Task objective:
Pictures appear in the records below; write out everything else exactly.

Recorded data:
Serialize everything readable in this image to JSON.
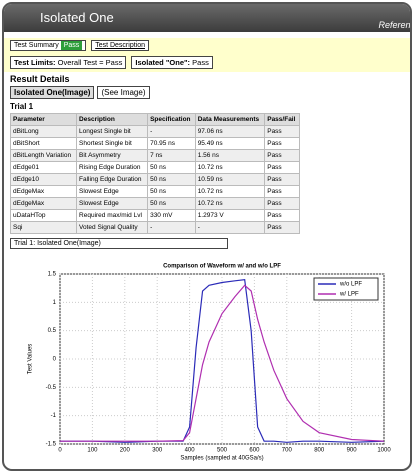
{
  "header": {
    "title": "Isolated One",
    "right": "Reference"
  },
  "tabs": {
    "summary": "Test Summary",
    "status": "Pass",
    "description": "Test Description"
  },
  "limits": {
    "label": "Test Limits:",
    "overall": "Overall Test = Pass",
    "test_label": "Isolated \"One\":",
    "test_status": "Pass"
  },
  "section": {
    "title": "Result Details",
    "image_label": "Isolated One(Image)",
    "image_link": "(See Image)",
    "trial": "Trial 1"
  },
  "table": {
    "headers": [
      "Parameter",
      "Description",
      "Specification",
      "Data Measurements",
      "Pass/Fail"
    ],
    "rows": [
      [
        "dBitLong",
        "Longest Single bit",
        "-",
        "97.06 ns",
        "Pass"
      ],
      [
        "dBitShort",
        "Shortest Single bit",
        "70.95 ns",
        "95.49 ns",
        "Pass"
      ],
      [
        "dBitLength Variation",
        "Bit Asymmetry",
        "7 ns",
        "1.56 ns",
        "Pass"
      ],
      [
        "dEdge01",
        "Rising Edge Duration",
        "50 ns",
        "10.72 ns",
        "Pass"
      ],
      [
        "dEdge10",
        "Falling Edge Duration",
        "50 ns",
        "10.59 ns",
        "Pass"
      ],
      [
        "dEdgeMax",
        "Slowest Edge",
        "50 ns",
        "10.72 ns",
        "Pass"
      ],
      [
        "dEdgeMax",
        "Slowest Edge",
        "50 ns",
        "10.72 ns",
        "Pass"
      ],
      [
        "uDataHTop",
        "Required max/mid Lvl",
        "330 mV",
        "1.2973 V",
        "Pass"
      ],
      [
        "Sqi",
        "Voted Signal Quality",
        "-",
        "-",
        "Pass"
      ]
    ]
  },
  "caption": "Trial 1: Isolated One(Image)",
  "chart_data": {
    "type": "line",
    "title": "Comparison of Waveform w/ and w/o LPF",
    "x_label": "Samples (sampled at 40GSa/s)",
    "y_label": "Test Values",
    "x": [
      0,
      100,
      200,
      300,
      380,
      400,
      420,
      440,
      460,
      500,
      540,
      570,
      590,
      610,
      630,
      660,
      700,
      750,
      800,
      900,
      1000
    ],
    "series": [
      {
        "name": "w/o LPF",
        "color": "#2b2bb8",
        "values": [
          -1.45,
          -1.45,
          -1.47,
          -1.45,
          -1.45,
          -1.2,
          0.2,
          1.2,
          1.3,
          1.35,
          1.38,
          1.4,
          0.5,
          -1.2,
          -1.45,
          -1.45,
          -1.47,
          -1.45,
          -1.45,
          -1.47,
          -1.45
        ]
      },
      {
        "name": "w/ LPF",
        "color": "#b02fb0",
        "values": [
          -1.45,
          -1.45,
          -1.45,
          -1.45,
          -1.44,
          -1.3,
          -0.7,
          -0.1,
          0.3,
          0.8,
          1.1,
          1.3,
          1.2,
          0.7,
          0.3,
          -0.2,
          -0.7,
          -1.1,
          -1.3,
          -1.42,
          -1.45
        ]
      }
    ],
    "xlim": [
      0,
      1000
    ],
    "ylim": [
      -1.5,
      1.5
    ],
    "xticks": [
      0,
      100,
      200,
      300,
      400,
      500,
      600,
      700,
      800,
      900,
      1000
    ],
    "yticks": [
      -1.5,
      -1,
      -0.5,
      0,
      0.5,
      1,
      1.5
    ],
    "grid": true,
    "legend": "upper right"
  }
}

Final result:
Serialize everything readable in this image to JSON.
{
  "header": {
    "title": "Isolated One",
    "right": "Reference"
  },
  "tabs": {
    "summary": "Test Summary",
    "status": "Pass",
    "description": "Test Description"
  },
  "limits": {
    "label": "Test Limits:",
    "overall": "Overall Test = Pass",
    "test_label": "Isolated \"One\":",
    "test_status": "Pass"
  },
  "section": {
    "title": "Result Details",
    "image_label": "Isolated One(Image)",
    "image_link": "(See Image)",
    "trial": "Trial 1"
  },
  "table": {
    "headers": [
      "Parameter",
      "Description",
      "Specification",
      "Data Measurements",
      "Pass/Fail"
    ],
    "rows": [
      [
        "dBitLong",
        "Longest Single bit",
        "-",
        "97.06 ns",
        "Pass"
      ],
      [
        "dBitShort",
        "Shortest Single bit",
        "70.95 ns",
        "95.49 ns",
        "Pass"
      ],
      [
        "dBitLength Variation",
        "Bit Asymmetry",
        "7 ns",
        "1.56 ns",
        "Pass"
      ],
      [
        "dEdge01",
        "Rising Edge Duration",
        "50 ns",
        "10.72 ns",
        "Pass"
      ],
      [
        "dEdge10",
        "Falling Edge Duration",
        "50 ns",
        "10.59 ns",
        "Pass"
      ],
      [
        "dEdgeMax",
        "Slowest Edge",
        "50 ns",
        "10.72 ns",
        "Pass"
      ],
      [
        "dEdgeMax",
        "Slowest Edge",
        "50 ns",
        "10.72 ns",
        "Pass"
      ],
      [
        "uDataHTop",
        "Required max/mid Lvl",
        "330 mV",
        "1.2973 V",
        "Pass"
      ],
      [
        "Sqi",
        "Voted Signal Quality",
        "-",
        "-",
        "Pass"
      ]
    ]
  },
  "caption": "Trial 1: Isolated One(Image)",
  "chart_data": {
    "type": "line",
    "title": "Comparison of Waveform w/ and w/o LPF",
    "x_label": "Samples (sampled at 40GSa/s)",
    "y_label": "Test Values",
    "x": [
      0,
      100,
      200,
      300,
      380,
      400,
      420,
      440,
      460,
      500,
      540,
      570,
      590,
      610,
      630,
      660,
      700,
      750,
      800,
      900,
      1000
    ],
    "series": [
      {
        "name": "w/o LPF",
        "color": "#2b2bb8",
        "values": [
          -1.45,
          -1.45,
          -1.47,
          -1.45,
          -1.45,
          -1.2,
          0.2,
          1.2,
          1.3,
          1.35,
          1.38,
          1.4,
          0.5,
          -1.2,
          -1.45,
          -1.45,
          -1.47,
          -1.45,
          -1.45,
          -1.47,
          -1.45
        ]
      },
      {
        "name": "w/ LPF",
        "color": "#b02fb0",
        "values": [
          -1.45,
          -1.45,
          -1.45,
          -1.45,
          -1.44,
          -1.3,
          -0.7,
          -0.1,
          0.3,
          0.8,
          1.1,
          1.3,
          1.2,
          0.7,
          0.3,
          -0.2,
          -0.7,
          -1.1,
          -1.3,
          -1.42,
          -1.45
        ]
      }
    ],
    "xlim": [
      0,
      1000
    ],
    "ylim": [
      -1.5,
      1.5
    ],
    "xticks": [
      0,
      100,
      200,
      300,
      400,
      500,
      600,
      700,
      800,
      900,
      1000
    ],
    "yticks": [
      -1.5,
      -1,
      -0.5,
      0,
      0.5,
      1,
      1.5
    ],
    "grid": true,
    "legend": "upper right"
  }
}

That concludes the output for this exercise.